Task goal
Identify every line in the records below that contains the word "active", and reproduce each one.

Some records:
_ _ _ _ _

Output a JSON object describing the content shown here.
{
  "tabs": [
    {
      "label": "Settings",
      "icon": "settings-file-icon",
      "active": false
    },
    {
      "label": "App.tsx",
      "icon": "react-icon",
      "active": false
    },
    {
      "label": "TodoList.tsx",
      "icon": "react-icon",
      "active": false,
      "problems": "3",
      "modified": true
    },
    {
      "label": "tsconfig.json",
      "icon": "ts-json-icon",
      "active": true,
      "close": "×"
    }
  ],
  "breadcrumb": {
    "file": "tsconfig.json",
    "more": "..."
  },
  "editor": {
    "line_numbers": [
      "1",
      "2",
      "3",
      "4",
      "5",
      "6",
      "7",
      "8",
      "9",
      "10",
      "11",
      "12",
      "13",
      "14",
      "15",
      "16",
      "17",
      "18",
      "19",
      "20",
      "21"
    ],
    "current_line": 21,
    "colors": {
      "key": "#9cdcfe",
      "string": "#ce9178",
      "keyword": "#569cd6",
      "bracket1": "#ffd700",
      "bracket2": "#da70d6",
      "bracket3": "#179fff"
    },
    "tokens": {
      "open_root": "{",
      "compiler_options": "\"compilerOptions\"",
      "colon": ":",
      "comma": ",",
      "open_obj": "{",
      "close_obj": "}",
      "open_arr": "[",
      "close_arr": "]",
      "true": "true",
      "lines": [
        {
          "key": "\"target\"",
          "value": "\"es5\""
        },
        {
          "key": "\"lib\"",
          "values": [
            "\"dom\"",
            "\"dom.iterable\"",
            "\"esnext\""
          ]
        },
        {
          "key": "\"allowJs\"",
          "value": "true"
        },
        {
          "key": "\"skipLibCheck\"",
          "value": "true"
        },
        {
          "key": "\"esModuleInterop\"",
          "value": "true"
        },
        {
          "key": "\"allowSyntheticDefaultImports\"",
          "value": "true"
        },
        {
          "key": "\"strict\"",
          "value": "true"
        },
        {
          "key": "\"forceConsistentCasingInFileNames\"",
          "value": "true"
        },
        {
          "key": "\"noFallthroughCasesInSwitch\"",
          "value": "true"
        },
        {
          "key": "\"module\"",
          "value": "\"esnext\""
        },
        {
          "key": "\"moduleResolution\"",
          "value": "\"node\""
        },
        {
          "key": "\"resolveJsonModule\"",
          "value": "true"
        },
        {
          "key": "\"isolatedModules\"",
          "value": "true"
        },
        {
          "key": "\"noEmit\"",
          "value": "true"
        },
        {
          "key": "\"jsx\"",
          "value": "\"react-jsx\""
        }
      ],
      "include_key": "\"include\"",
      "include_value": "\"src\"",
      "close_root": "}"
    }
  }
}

_ _ _ _ _

The answer
      "active": false
      "active": false
      "active": false,
      "active": true,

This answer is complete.